No school property taxes? Abbott says Texas can get there. But there’s a fight to resolve | Opinion

There’s two ways politicians look at your money:

It’s your money, you should keep a lot of it.

It’s your money, but we should take most of it to help others.

In a lot of ways, this one thing separates conservatism from liberalism, Republicans from Democrats.

To that end, one of Gov. Greg Abbott’s final tests this legislative session is whether he can fulfill one of the core tenets of conservatism in one of the most practical ways possible: Can Abbott and the Legislature give money to the people the state otherwise would have spent by reducing school property taxes now and — someday — eradicating them altogether?

Property taxes is not a sexy topic, and it’s a complicated one. But what’s appealing and simple is the idea that if this were solved, homeowners would get to have additional money for their own lives, instead of the state spending its surplus revenue on additional government programs or a burgeoning bureaucracy.

Can the Legislature keep this in mind?

Of course, Americans should pay some taxes, but most people would agree they pay too much in federal income tax, and Texans definitely pay some of the highest property taxes in the country.

This is unfortunate.

Lawmakers have spent weeks debating the issue of property taxes, how they got so high, whether they should lower them, and now, how. They’re locked in a special session about it. What matters most is that they find a way that works. Abbott’s plan, which mimics one advocated by the Texas Public Policy Foundation, a conservative think tank in Austin, seems like it will work if everything works as it should — and that’s a big if.

Lt. Gov. Dan Patrick is lobbying for a different way to reduce property taxes, and that’s primarily through a higher homestead exemption. Raising homestead exemptions has been tried before and taxes didn’t go down because property values went up. Compressing rates — Abbott’s plan — has been tried before and didn’t work well, either. In 2019, the legislature made reforms to help this function better via SB2. The compression amount will be larger than last time, according to proponents, and that’s what will make this work better.

Spatial annotation entries

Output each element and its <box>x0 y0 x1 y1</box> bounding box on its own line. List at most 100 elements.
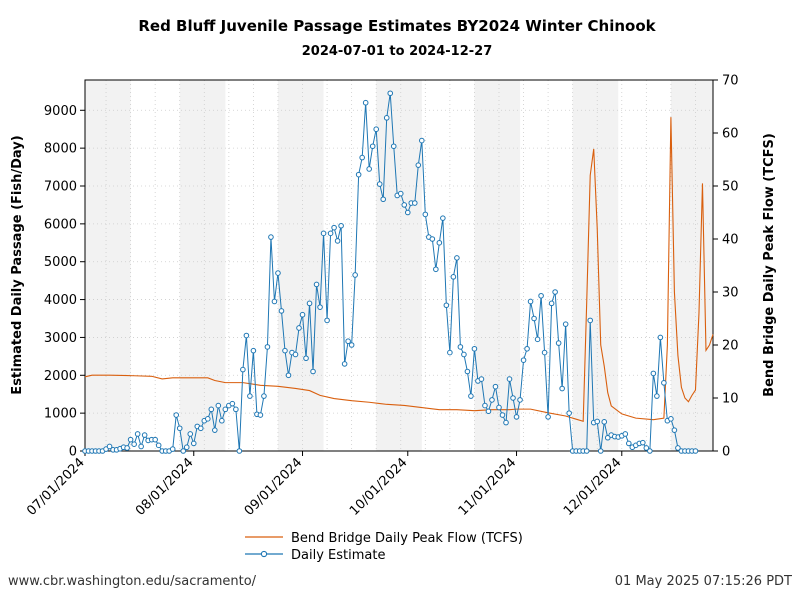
estimate-point <box>373 126 380 133</box>
estimate-point <box>454 255 460 261</box>
estimate-point <box>654 393 660 399</box>
estimate-point <box>257 412 264 418</box>
shaded-period <box>572 80 619 451</box>
estimate-point <box>559 385 565 392</box>
estimate-point <box>443 302 450 309</box>
estimate-point <box>306 300 313 307</box>
estimate-point <box>208 406 215 413</box>
estimate-point <box>492 383 499 390</box>
estimate-point <box>419 137 425 144</box>
estimate-point <box>236 448 243 454</box>
estimate-point <box>499 412 506 418</box>
estimate-point <box>197 425 204 432</box>
legend: Bend Bridge Daily Peak Flow (TCFS) Daily… <box>245 531 523 563</box>
estimate-point <box>271 298 278 305</box>
estimate-point <box>657 334 664 341</box>
estimate-point <box>503 419 509 426</box>
estimate-point <box>643 445 650 451</box>
y2-tick-label: 60 <box>722 127 739 142</box>
y2-tick-label: 70 <box>722 74 739 89</box>
estimate-point <box>376 181 383 187</box>
estimate-point <box>583 448 590 454</box>
estimate-point <box>219 417 225 424</box>
estimate-point <box>597 448 604 454</box>
estimate-point <box>538 292 544 299</box>
chart-title: Red Bluff Juvenile Passage Estimates BY2… <box>138 17 656 35</box>
estimate-point <box>383 115 390 121</box>
estimate-point <box>169 446 176 452</box>
estimate-point <box>594 418 601 425</box>
y-tick-label: 9000 <box>44 104 77 119</box>
estimate-point <box>362 99 369 106</box>
estimate-point <box>282 347 288 354</box>
estimate-point <box>296 325 302 331</box>
source-url: www.cbr.washington.edu/sacramento/ <box>8 574 257 589</box>
estimate-point <box>440 215 446 221</box>
estimate-point <box>496 404 502 411</box>
estimate-point <box>506 376 513 382</box>
estimate-point <box>622 431 629 437</box>
estimate-point <box>482 402 488 409</box>
y2-tick-label: 30 <box>722 286 739 301</box>
estimate-point <box>278 308 285 314</box>
estimate-point <box>471 345 478 352</box>
estimate-point <box>429 236 436 242</box>
estimate-point <box>320 230 327 237</box>
estimate-point <box>527 298 534 305</box>
estimate-point <box>334 238 341 244</box>
y2-tick-label: 40 <box>722 233 739 248</box>
y-tick-label: 4000 <box>44 293 77 308</box>
estimate-point <box>303 355 309 362</box>
estimate-point <box>131 441 137 447</box>
estimate-point <box>401 202 408 208</box>
estimate-point <box>138 443 144 450</box>
estimate-point <box>566 410 572 416</box>
estimate-point <box>275 270 281 276</box>
estimate-point <box>520 357 527 363</box>
y2-tick-label: 10 <box>722 392 739 407</box>
right-y-axis: 0 10 20 30 40 50 60 70 <box>713 74 739 460</box>
estimate-point <box>190 440 197 447</box>
estimate-point <box>671 427 678 433</box>
estimate-point <box>524 345 530 352</box>
series-daily-estimate <box>82 90 699 454</box>
estimate-point <box>187 431 194 437</box>
estimate-point <box>531 315 537 322</box>
estimate-point <box>345 338 351 345</box>
estimate-point <box>387 90 394 97</box>
estimate-point <box>285 372 292 379</box>
estimate-point <box>380 196 387 203</box>
estimate-point <box>461 351 467 358</box>
estimate-point <box>404 209 411 216</box>
estimate-point <box>517 397 523 403</box>
estimate-point <box>415 162 422 168</box>
estimate-point <box>222 406 229 413</box>
estimate-point <box>341 361 348 367</box>
series-flow <box>84 117 714 423</box>
legend-estimate-label: Daily Estimate <box>291 548 385 563</box>
legend-estimate-marker <box>260 550 268 558</box>
shaded-period <box>179 80 226 451</box>
estimate-point <box>183 444 190 451</box>
y-tick-label: 6000 <box>44 217 77 232</box>
estimate-point <box>173 412 180 418</box>
y-axis-label: Estimated Daily Passage (Fish/Day) <box>10 135 25 394</box>
estimate-point <box>513 414 520 420</box>
estimate-point <box>247 393 253 399</box>
estimate-point <box>534 336 541 343</box>
estimate-point <box>141 432 148 438</box>
estimate-point <box>152 436 158 443</box>
estimate-point <box>457 344 464 350</box>
y2-axis-label: Bend Bridge Daily Peak Flow (TCFS) <box>762 133 777 397</box>
estimate-point <box>310 368 316 375</box>
estimate-point <box>299 311 306 318</box>
estimate-point <box>324 317 330 324</box>
estimate-point <box>562 321 569 327</box>
flow-line <box>84 117 714 423</box>
estimate-point <box>352 272 358 278</box>
estimate-point <box>124 445 130 451</box>
estimate-point <box>640 439 646 446</box>
estimate-point <box>555 340 562 346</box>
estimate-point <box>338 222 344 229</box>
estimate-point <box>106 443 113 450</box>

(Required actions):
• 1. In the opinion piece on Texas property taxes, which organization advocated the plan that Abbott's plan mimics?
• 2. Name every political philosophy and party that the opinion piece on Texas property taxes mentions.
• 3. Retype the property tax opinion piece, everything from "It’s your money, you" down to "Republicans from Democrats.".

(Solutions by task):
• 1. The Texas Public Policy Foundation, a conservative think tank in Austin.

• 2. Conservatism, liberalism, Republicans, Democrats

• 3.
It’s your money, you should keep a lot of it.

It’s your money, but we should take most of it to help others.

In a lot of ways, this one thing separates conservatism from liberalism, Republicans from Democrats.